*Data shown*.

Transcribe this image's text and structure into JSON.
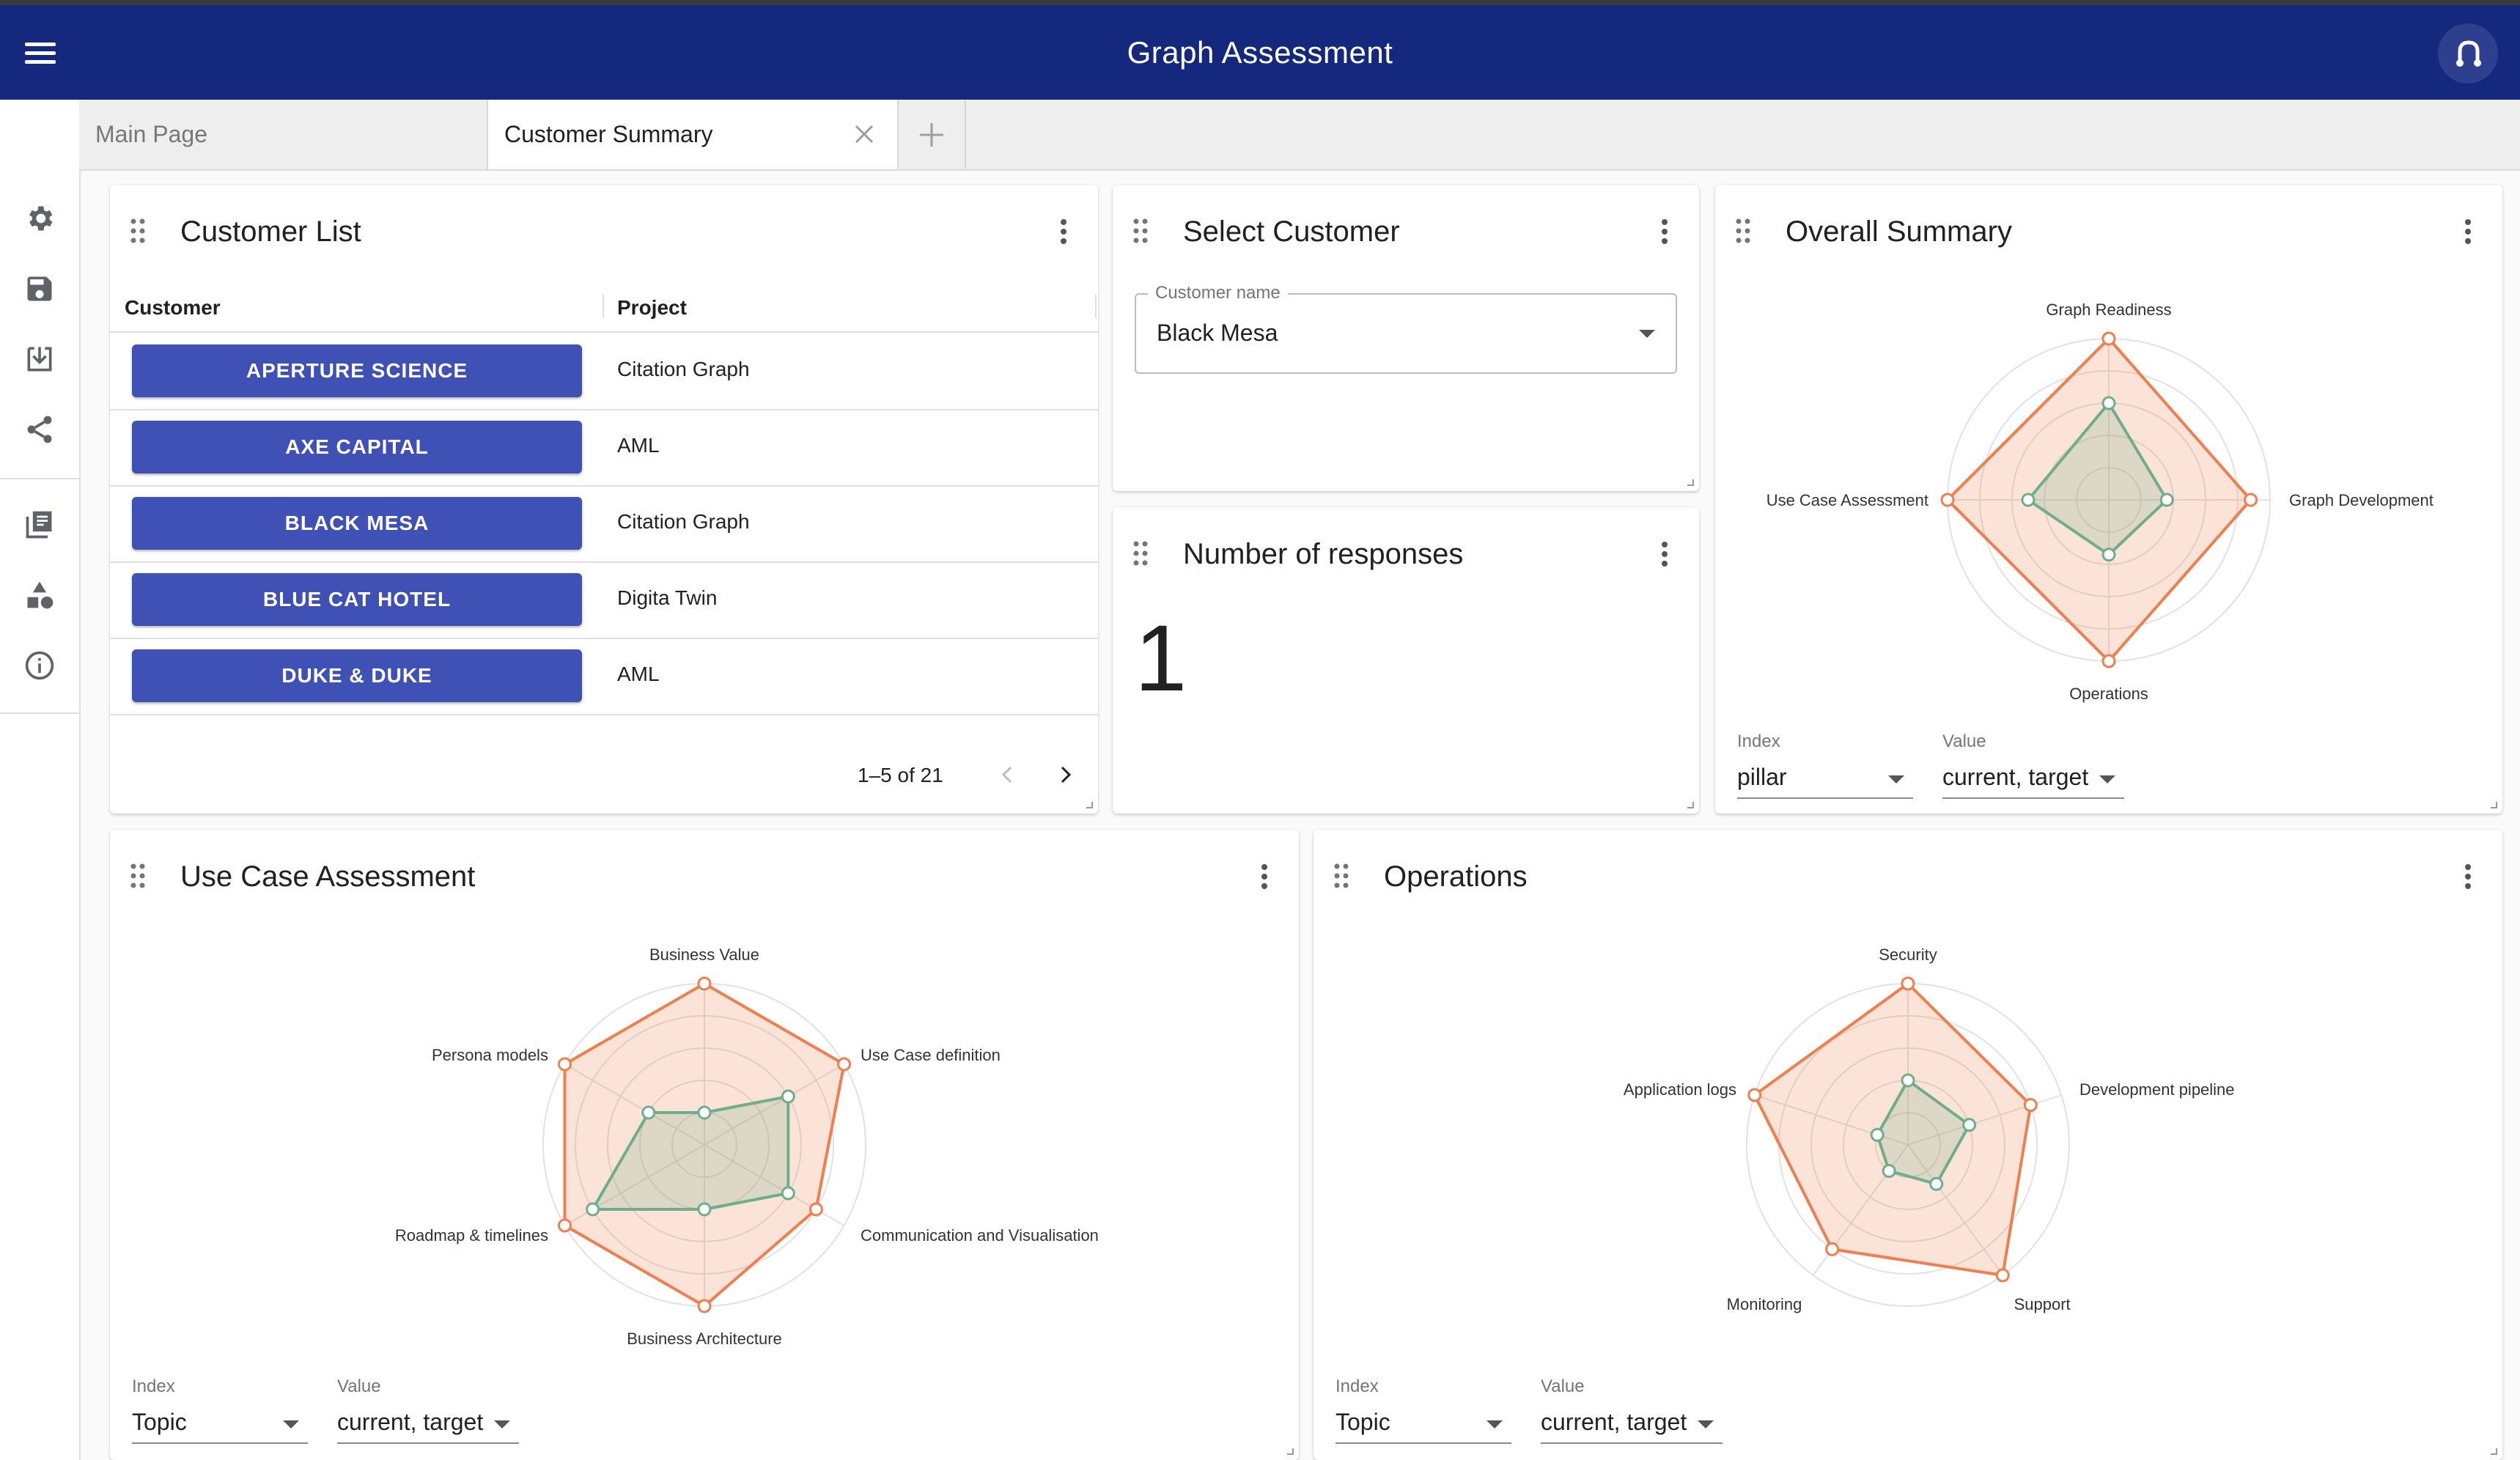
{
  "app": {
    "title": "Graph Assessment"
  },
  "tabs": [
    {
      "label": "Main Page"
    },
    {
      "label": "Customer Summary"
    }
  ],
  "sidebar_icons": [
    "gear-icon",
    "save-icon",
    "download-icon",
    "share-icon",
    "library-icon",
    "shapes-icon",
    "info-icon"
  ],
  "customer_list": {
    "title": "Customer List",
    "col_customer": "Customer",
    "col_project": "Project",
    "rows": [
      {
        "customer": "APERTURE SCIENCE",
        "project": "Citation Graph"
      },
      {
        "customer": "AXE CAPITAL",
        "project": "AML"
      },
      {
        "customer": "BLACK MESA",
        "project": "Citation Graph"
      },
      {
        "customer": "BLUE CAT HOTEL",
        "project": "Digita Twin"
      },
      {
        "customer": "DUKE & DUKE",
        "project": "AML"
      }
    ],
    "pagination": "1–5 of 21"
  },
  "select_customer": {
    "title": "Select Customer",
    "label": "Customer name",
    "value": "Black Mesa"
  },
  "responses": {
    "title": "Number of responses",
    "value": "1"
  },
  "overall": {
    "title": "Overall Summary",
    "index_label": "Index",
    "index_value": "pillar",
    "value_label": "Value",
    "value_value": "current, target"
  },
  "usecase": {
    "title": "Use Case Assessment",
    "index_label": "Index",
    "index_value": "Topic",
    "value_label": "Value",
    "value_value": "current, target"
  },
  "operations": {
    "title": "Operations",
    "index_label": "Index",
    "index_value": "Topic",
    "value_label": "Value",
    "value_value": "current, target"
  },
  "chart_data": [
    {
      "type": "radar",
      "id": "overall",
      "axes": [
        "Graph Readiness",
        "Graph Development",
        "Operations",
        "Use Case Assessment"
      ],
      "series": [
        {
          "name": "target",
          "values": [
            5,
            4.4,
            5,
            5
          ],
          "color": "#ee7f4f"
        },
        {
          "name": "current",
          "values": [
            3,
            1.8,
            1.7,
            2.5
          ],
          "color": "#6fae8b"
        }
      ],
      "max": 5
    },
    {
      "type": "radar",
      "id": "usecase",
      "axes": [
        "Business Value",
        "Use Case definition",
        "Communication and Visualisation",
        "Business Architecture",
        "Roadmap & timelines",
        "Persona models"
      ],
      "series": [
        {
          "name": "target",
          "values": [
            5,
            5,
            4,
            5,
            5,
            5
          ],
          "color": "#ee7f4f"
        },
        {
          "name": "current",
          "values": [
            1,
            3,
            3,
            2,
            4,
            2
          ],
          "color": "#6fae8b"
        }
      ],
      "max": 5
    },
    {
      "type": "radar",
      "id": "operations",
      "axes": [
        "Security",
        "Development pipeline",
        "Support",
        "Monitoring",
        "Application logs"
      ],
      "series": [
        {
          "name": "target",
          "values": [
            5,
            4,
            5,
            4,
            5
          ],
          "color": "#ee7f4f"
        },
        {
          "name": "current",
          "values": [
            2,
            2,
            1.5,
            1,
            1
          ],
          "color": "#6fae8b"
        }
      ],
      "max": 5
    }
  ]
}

*Given problem*. Search the entries for the string "Summary" and collect each line that has it.

*Full solution*.
      "label": "Customer Summary"
    "title": "Overall Summary",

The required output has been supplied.